Big Trouble in Little Wentworth


While the counting is close and will take another few days, it’s still more likely than not that the woke independent Dr Kerryn Phelps will narrowly win the seat vacated in a feat of tantrum-throwing by the dumped Liberal Prime Minister Malcolm Turnbull. Phelps made clear throughout the campaign as well as in the media this morning that her top three priorities are climate change, bringing refugee children from Nauru and ABC funding. In that, she is arguably the perfect representative for the seat – if you want to know what the main concerns of people who live in houses with average price tag of $5 million are you need not wonder any more.

Herein lies the problem with Wentworth. One of my favourite observations from my years in politics went something like that: the problem with Malcolm is that he thinks Wentworth is a microcosm of Australia (the source shall remain anonymous). Turnbull too was the perfect representative for the seat, which in turn made him a totally wrong person to be the Prime Minister of Australia. Wentworth is the great outlier of the federal parliamentary districts through a combination of wealth and demographics, which someone once described as spivs, Jews, doctors’ wives and rich hipsters. Some other seats around the country – inner city ones, like Brisbane – come close to Wentworth in its Bobo-like qualities (after David Brooks’s bourgeois bohemians) but none can quite equal it. Which, by the way, is a good thing for the rest of Australia.

Now that the people of Wentworth have spoken and expressed their preferences, it is only fair to help them realise their vision of kinder, more compassionate and sustainable Australia. Their position at the apex of our country’s socio-economic pyramid in fact gives them the prefect opportunity to be the leaders, to show by their example the future of Australia.

Firstly, let’s not just bring refugee applicant children from Nauru to Australia, let’s bring all refugee claimants, regardless of their age. Our successive governments have condemned thousands of people from Asia and the Middle East to the cruel fate of living in Nauru among the people of Nauru. No one deserves that (except the people of Nauru). It’s time to bring them all home, or their new home. There is not a lot of vacant real estate around Wentworth at the moment, but perhaps a temporary accommodation can be set up in a number of open spaces. If the Royal Sydney and Woollahra Golf Courses are too much of an ask to cut down on the number of holes to house the refugees, there are many public parks (Vaucluse National Park, Dudley Page Reserve, Waverley Park, etc.) where such accommodation could be set up. Alternatively, the good people of Wentworth can open their homes (or second homes) and make their spare bedrooms available. The refugee children, of course, need to adjust themselves to life in Australia and there is no better way than through education, with Scots Prep, Scots College, Rose Bay Secondary College, Bondi and Bellevue Hill Public Schools and so on welcoming the children into their school communities, perhaps on special scholarships in cases of private institutions.

-------

Please retype the stretch of the column on the Wentworth by-election from "Big Trouble in" through "wonder any more.". The lines after this have no part in this.

-------

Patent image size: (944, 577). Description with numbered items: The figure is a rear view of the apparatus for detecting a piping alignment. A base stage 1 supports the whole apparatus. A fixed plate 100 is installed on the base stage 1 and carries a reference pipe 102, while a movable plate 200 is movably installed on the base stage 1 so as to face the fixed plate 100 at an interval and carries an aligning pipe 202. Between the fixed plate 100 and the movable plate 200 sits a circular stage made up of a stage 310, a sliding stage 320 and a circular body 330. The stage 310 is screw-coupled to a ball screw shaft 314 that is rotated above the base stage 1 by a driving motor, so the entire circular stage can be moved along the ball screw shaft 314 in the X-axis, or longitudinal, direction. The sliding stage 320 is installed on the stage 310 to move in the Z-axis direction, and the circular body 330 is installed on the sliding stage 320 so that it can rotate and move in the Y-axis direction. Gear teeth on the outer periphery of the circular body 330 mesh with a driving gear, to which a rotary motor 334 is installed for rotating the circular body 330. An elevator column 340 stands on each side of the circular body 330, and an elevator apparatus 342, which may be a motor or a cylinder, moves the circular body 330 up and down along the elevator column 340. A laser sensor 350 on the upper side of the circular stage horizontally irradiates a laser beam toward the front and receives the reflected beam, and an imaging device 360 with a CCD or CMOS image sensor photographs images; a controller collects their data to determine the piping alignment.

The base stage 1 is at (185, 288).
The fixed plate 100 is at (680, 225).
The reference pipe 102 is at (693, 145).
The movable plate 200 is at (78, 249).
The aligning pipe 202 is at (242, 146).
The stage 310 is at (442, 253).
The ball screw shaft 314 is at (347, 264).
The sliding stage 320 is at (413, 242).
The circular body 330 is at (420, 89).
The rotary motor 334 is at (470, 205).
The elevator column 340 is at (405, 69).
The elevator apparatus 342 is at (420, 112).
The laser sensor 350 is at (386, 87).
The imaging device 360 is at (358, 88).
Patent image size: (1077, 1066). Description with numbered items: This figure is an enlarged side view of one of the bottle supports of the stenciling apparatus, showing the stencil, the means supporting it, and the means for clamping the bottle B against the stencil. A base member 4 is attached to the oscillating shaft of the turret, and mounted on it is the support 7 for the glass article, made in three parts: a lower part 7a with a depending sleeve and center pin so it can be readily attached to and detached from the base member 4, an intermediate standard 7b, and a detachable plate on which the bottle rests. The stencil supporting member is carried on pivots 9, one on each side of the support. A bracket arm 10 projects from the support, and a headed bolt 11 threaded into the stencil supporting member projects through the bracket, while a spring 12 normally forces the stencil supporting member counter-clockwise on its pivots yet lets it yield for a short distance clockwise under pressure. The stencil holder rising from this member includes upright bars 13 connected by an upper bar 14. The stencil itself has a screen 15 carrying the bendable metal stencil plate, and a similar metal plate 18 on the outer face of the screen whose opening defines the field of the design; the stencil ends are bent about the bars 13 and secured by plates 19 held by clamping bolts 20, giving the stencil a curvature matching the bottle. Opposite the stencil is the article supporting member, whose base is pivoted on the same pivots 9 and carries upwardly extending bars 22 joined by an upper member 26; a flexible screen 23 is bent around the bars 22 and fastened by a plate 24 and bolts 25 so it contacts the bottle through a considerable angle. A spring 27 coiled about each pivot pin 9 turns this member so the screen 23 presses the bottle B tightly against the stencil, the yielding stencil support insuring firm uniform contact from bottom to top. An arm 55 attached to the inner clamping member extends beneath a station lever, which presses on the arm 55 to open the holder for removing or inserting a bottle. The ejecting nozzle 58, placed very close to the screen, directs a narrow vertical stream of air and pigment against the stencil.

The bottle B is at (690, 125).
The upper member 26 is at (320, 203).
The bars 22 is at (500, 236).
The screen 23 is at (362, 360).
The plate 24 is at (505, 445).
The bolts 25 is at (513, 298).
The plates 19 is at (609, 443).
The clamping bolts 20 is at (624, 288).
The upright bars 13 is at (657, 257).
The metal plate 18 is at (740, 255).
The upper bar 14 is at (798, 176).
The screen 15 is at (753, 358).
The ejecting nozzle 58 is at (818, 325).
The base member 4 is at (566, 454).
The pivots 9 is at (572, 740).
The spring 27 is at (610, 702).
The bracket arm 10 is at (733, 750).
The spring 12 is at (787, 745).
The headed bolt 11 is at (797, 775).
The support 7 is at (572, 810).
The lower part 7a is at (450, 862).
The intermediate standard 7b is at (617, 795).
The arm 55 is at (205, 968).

-------

OUTPUT FOR THIS EXERCISE:
Big Trouble in Little Wentworth


While the counting is close and will take another few days, it’s still more likely than not that the woke independent Dr Kerryn Phelps will narrowly win the seat vacated in a feat of tantrum-throwing by the dumped Liberal Prime Minister Malcolm Turnbull. Phelps made clear throughout the campaign as well as in the media this morning that her top three priorities are climate change, bringing refugee children from Nauru and ABC funding. In that, she is arguably the perfect representative for the seat – if you want to know what the main concerns of people who live in houses with average price tag of $5 million are you need not wonder any more.